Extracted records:

========================================================================

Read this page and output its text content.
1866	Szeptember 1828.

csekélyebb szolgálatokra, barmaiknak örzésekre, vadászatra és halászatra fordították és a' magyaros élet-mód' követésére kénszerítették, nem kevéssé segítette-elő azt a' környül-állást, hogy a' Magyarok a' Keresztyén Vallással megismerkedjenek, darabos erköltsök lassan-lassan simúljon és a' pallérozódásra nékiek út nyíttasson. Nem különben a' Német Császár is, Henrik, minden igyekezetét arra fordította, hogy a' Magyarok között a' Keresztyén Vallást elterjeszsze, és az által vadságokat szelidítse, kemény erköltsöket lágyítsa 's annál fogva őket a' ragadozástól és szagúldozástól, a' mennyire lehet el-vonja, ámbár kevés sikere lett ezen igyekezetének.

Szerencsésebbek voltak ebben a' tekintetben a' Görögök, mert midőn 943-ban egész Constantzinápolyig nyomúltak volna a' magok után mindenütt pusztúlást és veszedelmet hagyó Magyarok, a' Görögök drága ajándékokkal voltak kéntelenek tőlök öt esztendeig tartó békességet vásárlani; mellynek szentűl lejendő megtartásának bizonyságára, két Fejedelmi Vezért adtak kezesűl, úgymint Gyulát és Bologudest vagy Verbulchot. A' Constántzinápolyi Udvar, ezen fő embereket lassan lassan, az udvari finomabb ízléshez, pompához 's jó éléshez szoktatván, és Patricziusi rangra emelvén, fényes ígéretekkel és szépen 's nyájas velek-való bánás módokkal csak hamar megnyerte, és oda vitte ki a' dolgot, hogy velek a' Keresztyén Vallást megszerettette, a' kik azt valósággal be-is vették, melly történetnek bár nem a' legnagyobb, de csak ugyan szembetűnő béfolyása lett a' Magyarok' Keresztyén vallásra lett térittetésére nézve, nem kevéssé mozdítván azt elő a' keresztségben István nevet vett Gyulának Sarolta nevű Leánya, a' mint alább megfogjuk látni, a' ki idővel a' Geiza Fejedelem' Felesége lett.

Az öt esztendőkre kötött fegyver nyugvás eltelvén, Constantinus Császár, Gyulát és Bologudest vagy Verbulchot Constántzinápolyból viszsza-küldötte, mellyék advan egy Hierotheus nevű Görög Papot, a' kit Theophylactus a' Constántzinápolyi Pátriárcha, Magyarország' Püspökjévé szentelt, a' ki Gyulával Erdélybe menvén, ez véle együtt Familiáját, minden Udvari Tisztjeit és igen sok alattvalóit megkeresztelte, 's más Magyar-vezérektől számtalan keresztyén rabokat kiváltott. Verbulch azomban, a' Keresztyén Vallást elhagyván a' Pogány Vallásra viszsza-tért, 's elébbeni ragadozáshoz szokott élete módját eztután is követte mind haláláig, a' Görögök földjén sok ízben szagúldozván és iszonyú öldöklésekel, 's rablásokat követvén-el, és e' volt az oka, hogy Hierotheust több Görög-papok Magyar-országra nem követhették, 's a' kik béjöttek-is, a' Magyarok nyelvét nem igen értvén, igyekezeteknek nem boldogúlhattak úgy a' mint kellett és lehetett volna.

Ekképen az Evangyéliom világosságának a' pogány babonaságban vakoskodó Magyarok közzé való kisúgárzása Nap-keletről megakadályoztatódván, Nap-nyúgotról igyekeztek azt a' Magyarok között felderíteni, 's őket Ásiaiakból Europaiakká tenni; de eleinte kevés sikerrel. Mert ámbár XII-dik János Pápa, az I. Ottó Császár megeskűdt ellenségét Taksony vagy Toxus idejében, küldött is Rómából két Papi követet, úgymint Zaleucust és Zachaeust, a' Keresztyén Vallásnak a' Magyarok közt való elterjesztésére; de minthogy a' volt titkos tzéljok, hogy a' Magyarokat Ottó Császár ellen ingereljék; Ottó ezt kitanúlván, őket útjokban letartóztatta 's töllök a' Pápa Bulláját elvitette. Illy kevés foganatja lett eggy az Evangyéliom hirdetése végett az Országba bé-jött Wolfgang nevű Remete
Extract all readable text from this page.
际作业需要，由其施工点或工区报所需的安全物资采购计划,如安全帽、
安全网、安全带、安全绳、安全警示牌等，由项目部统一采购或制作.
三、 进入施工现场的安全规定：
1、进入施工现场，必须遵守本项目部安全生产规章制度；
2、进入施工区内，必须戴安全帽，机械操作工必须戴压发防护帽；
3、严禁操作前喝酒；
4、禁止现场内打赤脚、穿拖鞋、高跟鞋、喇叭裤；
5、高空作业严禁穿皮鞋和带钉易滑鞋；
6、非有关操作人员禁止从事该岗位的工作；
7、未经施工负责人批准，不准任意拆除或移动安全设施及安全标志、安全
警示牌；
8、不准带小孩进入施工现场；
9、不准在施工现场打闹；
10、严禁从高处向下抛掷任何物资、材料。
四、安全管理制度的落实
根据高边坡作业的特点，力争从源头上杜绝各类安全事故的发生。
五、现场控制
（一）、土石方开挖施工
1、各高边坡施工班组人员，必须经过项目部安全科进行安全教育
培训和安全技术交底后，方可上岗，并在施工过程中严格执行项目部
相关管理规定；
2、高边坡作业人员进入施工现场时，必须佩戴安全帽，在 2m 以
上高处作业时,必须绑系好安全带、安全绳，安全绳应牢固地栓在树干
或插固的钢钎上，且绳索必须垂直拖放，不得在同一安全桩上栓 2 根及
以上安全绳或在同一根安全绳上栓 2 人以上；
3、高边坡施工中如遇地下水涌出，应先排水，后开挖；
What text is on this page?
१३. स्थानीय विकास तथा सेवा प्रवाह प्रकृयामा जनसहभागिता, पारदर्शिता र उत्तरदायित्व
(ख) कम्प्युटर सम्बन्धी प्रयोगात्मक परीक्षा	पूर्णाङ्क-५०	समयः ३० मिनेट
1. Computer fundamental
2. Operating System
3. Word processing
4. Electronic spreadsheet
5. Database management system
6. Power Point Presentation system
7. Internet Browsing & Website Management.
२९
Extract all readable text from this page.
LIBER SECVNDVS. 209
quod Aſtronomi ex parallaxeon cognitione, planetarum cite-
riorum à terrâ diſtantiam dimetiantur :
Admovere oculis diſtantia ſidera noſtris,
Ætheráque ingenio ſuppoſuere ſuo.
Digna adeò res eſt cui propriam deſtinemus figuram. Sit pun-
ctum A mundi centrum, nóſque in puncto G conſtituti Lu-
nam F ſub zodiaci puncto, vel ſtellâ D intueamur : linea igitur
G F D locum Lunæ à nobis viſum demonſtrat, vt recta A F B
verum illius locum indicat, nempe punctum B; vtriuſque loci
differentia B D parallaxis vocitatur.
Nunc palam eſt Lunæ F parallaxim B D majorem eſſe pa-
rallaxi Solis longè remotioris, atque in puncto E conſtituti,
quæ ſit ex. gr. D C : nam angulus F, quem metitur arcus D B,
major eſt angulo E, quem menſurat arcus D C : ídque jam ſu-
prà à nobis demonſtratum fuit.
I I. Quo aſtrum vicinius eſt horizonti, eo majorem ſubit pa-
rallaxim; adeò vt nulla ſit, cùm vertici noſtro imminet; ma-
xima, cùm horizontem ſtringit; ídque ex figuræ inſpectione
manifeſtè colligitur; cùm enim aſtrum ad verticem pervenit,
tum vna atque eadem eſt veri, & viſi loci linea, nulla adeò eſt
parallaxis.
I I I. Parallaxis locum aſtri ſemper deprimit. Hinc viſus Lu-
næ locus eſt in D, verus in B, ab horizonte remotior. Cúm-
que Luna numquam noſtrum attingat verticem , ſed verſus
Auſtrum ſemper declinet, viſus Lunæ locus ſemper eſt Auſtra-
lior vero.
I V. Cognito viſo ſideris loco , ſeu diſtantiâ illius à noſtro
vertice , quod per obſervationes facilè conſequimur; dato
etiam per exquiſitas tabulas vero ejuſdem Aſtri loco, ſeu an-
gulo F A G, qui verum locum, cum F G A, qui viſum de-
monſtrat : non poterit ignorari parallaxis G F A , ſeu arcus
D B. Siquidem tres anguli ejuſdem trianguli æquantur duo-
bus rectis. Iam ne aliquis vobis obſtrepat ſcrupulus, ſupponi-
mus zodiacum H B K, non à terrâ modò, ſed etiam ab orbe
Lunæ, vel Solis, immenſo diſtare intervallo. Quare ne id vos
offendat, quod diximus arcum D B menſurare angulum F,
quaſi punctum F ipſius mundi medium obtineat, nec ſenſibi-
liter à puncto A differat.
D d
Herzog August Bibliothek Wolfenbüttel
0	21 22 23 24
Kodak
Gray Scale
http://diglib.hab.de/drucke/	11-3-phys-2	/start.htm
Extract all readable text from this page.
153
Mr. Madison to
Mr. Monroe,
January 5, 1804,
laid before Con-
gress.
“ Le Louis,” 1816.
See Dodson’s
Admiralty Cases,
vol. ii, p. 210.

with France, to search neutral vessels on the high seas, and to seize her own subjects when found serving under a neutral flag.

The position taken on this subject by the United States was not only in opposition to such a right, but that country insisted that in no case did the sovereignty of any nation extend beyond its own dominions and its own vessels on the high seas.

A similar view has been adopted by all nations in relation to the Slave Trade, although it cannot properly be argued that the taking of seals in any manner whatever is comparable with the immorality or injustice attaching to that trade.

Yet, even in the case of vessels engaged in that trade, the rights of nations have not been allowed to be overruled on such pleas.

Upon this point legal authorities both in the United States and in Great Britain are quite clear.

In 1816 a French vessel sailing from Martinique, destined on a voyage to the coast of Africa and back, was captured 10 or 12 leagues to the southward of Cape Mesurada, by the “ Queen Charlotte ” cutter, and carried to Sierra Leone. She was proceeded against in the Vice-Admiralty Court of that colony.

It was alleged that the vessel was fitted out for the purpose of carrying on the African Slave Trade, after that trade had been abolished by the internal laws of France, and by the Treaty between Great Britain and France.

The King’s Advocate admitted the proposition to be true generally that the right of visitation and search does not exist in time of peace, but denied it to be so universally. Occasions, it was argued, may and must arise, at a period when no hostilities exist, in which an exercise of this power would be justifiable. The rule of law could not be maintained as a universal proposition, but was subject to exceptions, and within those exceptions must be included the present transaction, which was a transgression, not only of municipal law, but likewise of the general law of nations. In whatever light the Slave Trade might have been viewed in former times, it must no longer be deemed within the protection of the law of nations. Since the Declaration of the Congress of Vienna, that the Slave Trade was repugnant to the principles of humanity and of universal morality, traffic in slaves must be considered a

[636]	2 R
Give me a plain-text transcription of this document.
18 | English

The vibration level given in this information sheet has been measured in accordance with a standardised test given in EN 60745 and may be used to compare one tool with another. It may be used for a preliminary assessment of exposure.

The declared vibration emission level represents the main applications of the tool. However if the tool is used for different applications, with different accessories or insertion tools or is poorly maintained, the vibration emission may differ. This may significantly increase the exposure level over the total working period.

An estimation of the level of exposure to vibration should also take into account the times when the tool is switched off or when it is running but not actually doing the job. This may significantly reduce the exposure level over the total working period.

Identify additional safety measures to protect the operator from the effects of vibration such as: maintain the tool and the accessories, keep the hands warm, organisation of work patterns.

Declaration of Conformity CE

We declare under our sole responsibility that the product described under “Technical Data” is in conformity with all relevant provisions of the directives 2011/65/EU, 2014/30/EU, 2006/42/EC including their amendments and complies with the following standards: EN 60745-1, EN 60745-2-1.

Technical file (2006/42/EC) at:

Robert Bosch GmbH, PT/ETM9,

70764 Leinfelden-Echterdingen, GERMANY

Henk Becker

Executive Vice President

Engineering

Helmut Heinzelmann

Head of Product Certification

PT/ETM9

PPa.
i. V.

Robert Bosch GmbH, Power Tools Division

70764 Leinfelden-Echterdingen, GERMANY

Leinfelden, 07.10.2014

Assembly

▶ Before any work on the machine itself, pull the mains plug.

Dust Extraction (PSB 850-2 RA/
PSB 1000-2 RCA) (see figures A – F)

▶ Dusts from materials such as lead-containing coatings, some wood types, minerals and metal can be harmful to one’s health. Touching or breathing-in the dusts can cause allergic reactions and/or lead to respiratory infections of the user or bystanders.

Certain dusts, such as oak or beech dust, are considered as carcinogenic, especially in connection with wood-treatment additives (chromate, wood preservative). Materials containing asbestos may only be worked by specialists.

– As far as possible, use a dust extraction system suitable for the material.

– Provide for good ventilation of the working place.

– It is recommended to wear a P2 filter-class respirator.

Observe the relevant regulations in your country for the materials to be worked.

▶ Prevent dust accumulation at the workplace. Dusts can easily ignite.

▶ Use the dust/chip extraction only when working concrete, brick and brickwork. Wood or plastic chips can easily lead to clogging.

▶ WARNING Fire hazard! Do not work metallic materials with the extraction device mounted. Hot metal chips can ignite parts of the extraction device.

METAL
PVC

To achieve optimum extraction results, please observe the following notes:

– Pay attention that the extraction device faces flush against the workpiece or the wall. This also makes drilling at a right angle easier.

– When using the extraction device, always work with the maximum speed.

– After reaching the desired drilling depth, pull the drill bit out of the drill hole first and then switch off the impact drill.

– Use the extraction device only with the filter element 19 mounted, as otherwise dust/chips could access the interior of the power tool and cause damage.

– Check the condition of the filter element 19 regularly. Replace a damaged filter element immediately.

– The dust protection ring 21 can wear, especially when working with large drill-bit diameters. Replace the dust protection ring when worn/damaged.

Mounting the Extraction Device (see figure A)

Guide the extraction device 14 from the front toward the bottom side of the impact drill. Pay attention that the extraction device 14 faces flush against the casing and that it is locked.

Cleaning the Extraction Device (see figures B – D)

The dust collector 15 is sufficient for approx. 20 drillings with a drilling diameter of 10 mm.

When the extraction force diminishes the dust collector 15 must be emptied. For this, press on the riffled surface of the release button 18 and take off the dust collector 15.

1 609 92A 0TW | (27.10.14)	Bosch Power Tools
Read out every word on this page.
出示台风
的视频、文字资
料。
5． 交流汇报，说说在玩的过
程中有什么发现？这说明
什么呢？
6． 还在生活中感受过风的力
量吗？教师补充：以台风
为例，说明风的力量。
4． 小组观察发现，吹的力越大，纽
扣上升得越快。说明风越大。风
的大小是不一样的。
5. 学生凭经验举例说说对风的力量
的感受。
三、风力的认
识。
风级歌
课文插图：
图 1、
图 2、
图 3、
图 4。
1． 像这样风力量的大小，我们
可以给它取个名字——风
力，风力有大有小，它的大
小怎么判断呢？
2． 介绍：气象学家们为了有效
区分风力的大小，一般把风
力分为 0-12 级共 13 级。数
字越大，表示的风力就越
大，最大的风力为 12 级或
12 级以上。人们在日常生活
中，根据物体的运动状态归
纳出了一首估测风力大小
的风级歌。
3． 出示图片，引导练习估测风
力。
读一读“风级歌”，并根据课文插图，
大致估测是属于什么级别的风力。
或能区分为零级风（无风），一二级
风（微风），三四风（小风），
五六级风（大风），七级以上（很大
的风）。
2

========================================================================

▸ **Written task**:
In the listing above, how many lines include the word "Admiralty"? Answer with the number and nothing more.

▸ **Solution to this exercise**:
2